Directive: Repeat each line of the material below exactly as it appears, minus any pictures.
___ Input for this task ___
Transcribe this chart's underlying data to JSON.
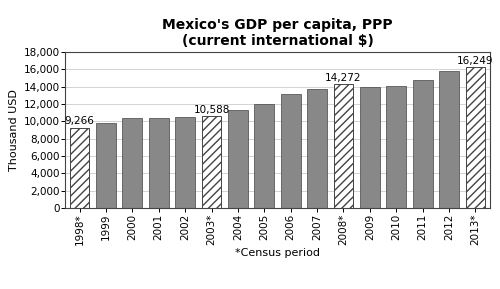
{
  "years": [
    "1998*",
    "1999",
    "2000",
    "2001",
    "2002",
    "2003*",
    "2004",
    "2005",
    "2006",
    "2007",
    "2008*",
    "2009",
    "2010",
    "2011",
    "2012",
    "2013*"
  ],
  "values": [
    9266,
    9836,
    10417,
    10424,
    10459,
    10588,
    11289,
    12054,
    13133,
    13778,
    14272,
    13967,
    14108,
    14724,
    15832,
    16249
  ],
  "striped": [
    true,
    false,
    false,
    false,
    false,
    true,
    false,
    false,
    false,
    false,
    true,
    false,
    false,
    false,
    false,
    true
  ],
  "annotations": {
    "0": "9,266",
    "5": "10,588",
    "10": "14,272",
    "15": "16,249"
  },
  "title_line1": "Mexico's GDP per capita, PPP",
  "title_line2": "(current international $)",
  "ylabel": "Thousand USD",
  "xlabel": "*Census period",
  "ylim": [
    0,
    18000
  ],
  "yticks": [
    0,
    2000,
    4000,
    6000,
    8000,
    10000,
    12000,
    14000,
    16000,
    18000
  ],
  "ytick_labels": [
    "0",
    "2,000",
    "4,000",
    "6,000",
    "8,000",
    "10,000",
    "12,000",
    "14,000",
    "16,000",
    "18,000"
  ],
  "bar_color": "#888888",
  "background_color": "#ffffff",
  "title_fontsize": 10,
  "axis_label_fontsize": 8,
  "tick_fontsize": 7.5,
  "annot_fontsize": 7.5
}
___
Task result:
Transcribe this chart's underlying data to JSON.
{
  "years": [
    "1998*",
    "1999",
    "2000",
    "2001",
    "2002",
    "2003*",
    "2004",
    "2005",
    "2006",
    "2007",
    "2008*",
    "2009",
    "2010",
    "2011",
    "2012",
    "2013*"
  ],
  "values": [
    9266,
    9836,
    10417,
    10424,
    10459,
    10588,
    11289,
    12054,
    13133,
    13778,
    14272,
    13967,
    14108,
    14724,
    15832,
    16249
  ],
  "striped": [
    true,
    false,
    false,
    false,
    false,
    true,
    false,
    false,
    false,
    false,
    true,
    false,
    false,
    false,
    false,
    true
  ],
  "annotations": {
    "0": "9,266",
    "5": "10,588",
    "10": "14,272",
    "15": "16,249"
  },
  "title_line1": "Mexico's GDP per capita, PPP",
  "title_line2": "(current international $)",
  "ylabel": "Thousand USD",
  "xlabel": "*Census period",
  "ylim": [
    0,
    18000
  ],
  "yticks": [
    0,
    2000,
    4000,
    6000,
    8000,
    10000,
    12000,
    14000,
    16000,
    18000
  ],
  "ytick_labels": [
    "0",
    "2,000",
    "4,000",
    "6,000",
    "8,000",
    "10,000",
    "12,000",
    "14,000",
    "16,000",
    "18,000"
  ],
  "bar_color": "#888888",
  "background_color": "#ffffff",
  "title_fontsize": 10,
  "axis_label_fontsize": 8,
  "tick_fontsize": 7.5,
  "annot_fontsize": 7.5
}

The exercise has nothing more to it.